▸ What is asked
Go through the listing and set it down exactly, leaving out its pictures.

▸ Dataset excerpts
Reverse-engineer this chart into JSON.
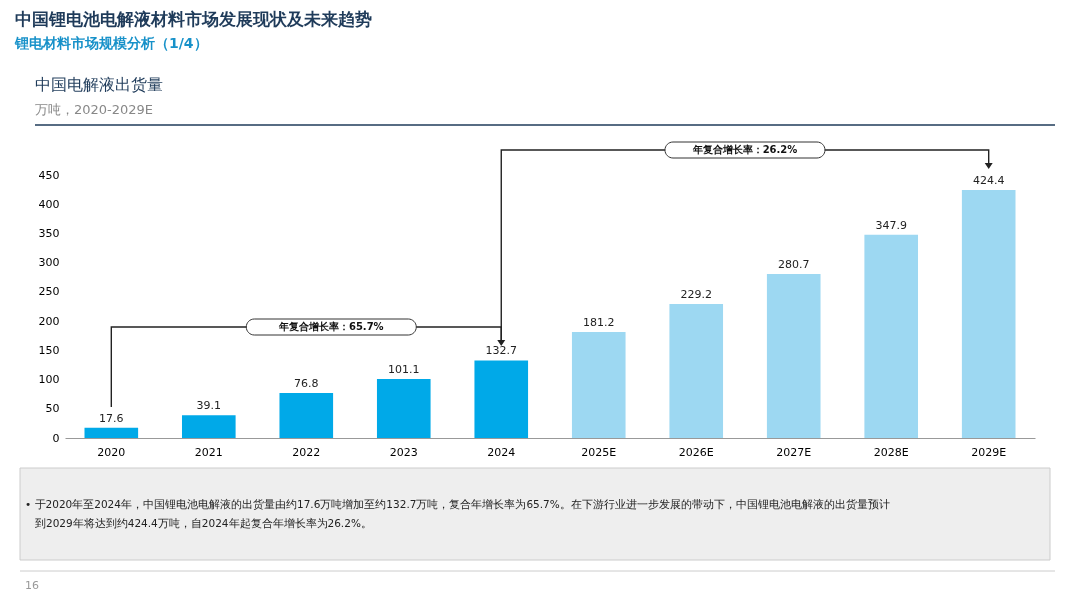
{
  "chart_data": {
    "type": "bar",
    "title": "中国电解液出货量",
    "subtitle": "万吨，2020-2029E",
    "categories": [
      "2020",
      "2021",
      "2022",
      "2023",
      "2024",
      "2025E",
      "2026E",
      "2027E",
      "2028E",
      "2029E"
    ],
    "values": [
      17.6,
      39.1,
      76.8,
      101.1,
      132.7,
      181.2,
      229.2,
      280.7,
      347.9,
      424.4
    ],
    "colors": [
      "#00a9e8",
      "#00a9e8",
      "#00a9e8",
      "#00a9e8",
      "#00a9e8",
      "#9dd8f2",
      "#9dd8f2",
      "#9dd8f2",
      "#9dd8f2",
      "#9dd8f2"
    ],
    "ylim": [
      0,
      450
    ],
    "yticks": [
      0,
      50,
      100,
      150,
      200,
      250,
      300,
      350,
      400,
      450
    ],
    "grid": false,
    "data_labels": true,
    "annotations": [
      "中国锂电池电解液材料市场发展现状及未来趋势",
      "锂电材料市场规模分析（1/4）",
      "年复合增长率：65.7%",
      "年复合增长率：26.2%",
      "•  于2020年至2024年，中国锂电池电解液的出货量由约17.6万吨增加至约132.7万吨，复合年增长率为65.7%。在下游行业进一步发展的带动下，中国锂电池电解液的出货量预计",
      "到2029年将达到约424.4万吨，自2024年起复合年增长率为26.2%。",
      "16"
    ]
  }
}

▸ Solution
Reverse-engineer this chart into JSON.
{
  "chart_data": {
    "type": "bar",
    "title": "中国电解液出货量",
    "subtitle": "万吨，2020-2029E",
    "categories": [
      "2020",
      "2021",
      "2022",
      "2023",
      "2024",
      "2025E",
      "2026E",
      "2027E",
      "2028E",
      "2029E"
    ],
    "values": [
      17.6,
      39.1,
      76.8,
      101.1,
      132.7,
      181.2,
      229.2,
      280.7,
      347.9,
      424.4
    ],
    "colors": [
      "#00a9e8",
      "#00a9e8",
      "#00a9e8",
      "#00a9e8",
      "#00a9e8",
      "#9dd8f2",
      "#9dd8f2",
      "#9dd8f2",
      "#9dd8f2",
      "#9dd8f2"
    ],
    "ylim": [
      0,
      450
    ],
    "yticks": [
      0,
      50,
      100,
      150,
      200,
      250,
      300,
      350,
      400,
      450
    ],
    "grid": false,
    "data_labels": true,
    "annotations": [
      "中国锂电池电解液材料市场发展现状及未来趋势",
      "锂电材料市场规模分析（1/4）",
      "年复合增长率：65.7%",
      "年复合增长率：26.2%",
      "•  于2020年至2024年，中国锂电池电解液的出货量由约17.6万吨增加至约132.7万吨，复合年增长率为65.7%。在下游行业进一步发展的带动下，中国锂电池电解液的出货量预计",
      "到2029年将达到约424.4万吨，自2024年起复合年增长率为26.2%。",
      "16"
    ]
  }
}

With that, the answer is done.